> [Work to complete] Repeat the listing in full, preserving every character.

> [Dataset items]

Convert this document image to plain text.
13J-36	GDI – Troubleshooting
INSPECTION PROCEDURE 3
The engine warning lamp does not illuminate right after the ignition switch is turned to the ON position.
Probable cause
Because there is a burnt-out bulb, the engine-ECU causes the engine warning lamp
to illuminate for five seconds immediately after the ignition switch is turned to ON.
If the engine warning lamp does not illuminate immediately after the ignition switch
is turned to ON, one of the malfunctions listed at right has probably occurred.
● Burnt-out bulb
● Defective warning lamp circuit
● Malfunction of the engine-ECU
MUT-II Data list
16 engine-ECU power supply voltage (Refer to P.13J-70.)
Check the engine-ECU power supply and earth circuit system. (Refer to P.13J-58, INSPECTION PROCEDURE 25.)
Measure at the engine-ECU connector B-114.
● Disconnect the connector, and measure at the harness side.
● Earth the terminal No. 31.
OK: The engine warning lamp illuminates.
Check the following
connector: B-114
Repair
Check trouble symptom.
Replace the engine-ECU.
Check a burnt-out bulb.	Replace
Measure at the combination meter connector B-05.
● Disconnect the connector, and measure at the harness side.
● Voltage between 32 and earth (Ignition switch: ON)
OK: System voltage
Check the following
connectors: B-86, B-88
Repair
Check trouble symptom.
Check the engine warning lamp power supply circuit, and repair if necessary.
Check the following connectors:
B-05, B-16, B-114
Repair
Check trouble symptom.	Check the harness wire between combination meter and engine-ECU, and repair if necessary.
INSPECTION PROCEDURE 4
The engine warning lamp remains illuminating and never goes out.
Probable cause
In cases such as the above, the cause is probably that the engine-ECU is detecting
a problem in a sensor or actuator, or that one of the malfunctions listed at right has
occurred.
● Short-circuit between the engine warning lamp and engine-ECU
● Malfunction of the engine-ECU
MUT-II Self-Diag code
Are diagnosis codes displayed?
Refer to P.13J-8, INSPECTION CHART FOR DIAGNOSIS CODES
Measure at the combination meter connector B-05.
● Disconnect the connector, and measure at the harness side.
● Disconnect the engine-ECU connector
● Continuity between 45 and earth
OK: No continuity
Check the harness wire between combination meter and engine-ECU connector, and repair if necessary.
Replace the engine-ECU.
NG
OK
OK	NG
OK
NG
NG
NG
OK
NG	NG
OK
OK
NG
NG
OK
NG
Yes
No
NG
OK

> [Finished exercise]
Convert this document image to plain text.
13J-36	GDI – Troubleshooting
INSPECTION PROCEDURE 3
The engine warning lamp does not illuminate right after the ignition switch is turned to the ON position.
Probable cause
Because there is a burnt-out bulb, the engine-ECU causes the engine warning lamp
to illuminate for five seconds immediately after the ignition switch is turned to ON.
If the engine warning lamp does not illuminate immediately after the ignition switch
is turned to ON, one of the malfunctions listed at right has probably occurred.
● Burnt-out bulb
● Defective warning lamp circuit
● Malfunction of the engine-ECU
MUT-II Data list
16 engine-ECU power supply voltage (Refer to P.13J-70.)
Check the engine-ECU power supply and earth circuit system. (Refer to P.13J-58, INSPECTION PROCEDURE 25.)
Measure at the engine-ECU connector B-114.
● Disconnect the connector, and measure at the harness side.
● Earth the terminal No. 31.
OK: The engine warning lamp illuminates.
Check the following
connector: B-114
Repair
Check trouble symptom.
Replace the engine-ECU.
Check a burnt-out bulb.	Replace
Measure at the combination meter connector B-05.
● Disconnect the connector, and measure at the harness side.
● Voltage between 32 and earth (Ignition switch: ON)
OK: System voltage
Check the following
connectors: B-86, B-88
Repair
Check trouble symptom.
Check the engine warning lamp power supply circuit, and repair if necessary.
Check the following connectors:
B-05, B-16, B-114
Repair
Check trouble symptom.	Check the harness wire between combination meter and engine-ECU, and repair if necessary.
INSPECTION PROCEDURE 4
The engine warning lamp remains illuminating and never goes out.
Probable cause
In cases such as the above, the cause is probably that the engine-ECU is detecting
a problem in a sensor or actuator, or that one of the malfunctions listed at right has
occurred.
● Short-circuit between the engine warning lamp and engine-ECU
● Malfunction of the engine-ECU
MUT-II Self-Diag code
Are diagnosis codes displayed?
Refer to P.13J-8, INSPECTION CHART FOR DIAGNOSIS CODES
Measure at the combination meter connector B-05.
● Disconnect the connector, and measure at the harness side.
● Disconnect the engine-ECU connector
● Continuity between 45 and earth
OK: No continuity
Check the harness wire between combination meter and engine-ECU connector, and repair if necessary.
Replace the engine-ECU.
NG
OK
OK	NG
OK
NG
NG
NG
OK
NG	NG
OK
OK
NG
NG
OK
NG
Yes
No
NG
OK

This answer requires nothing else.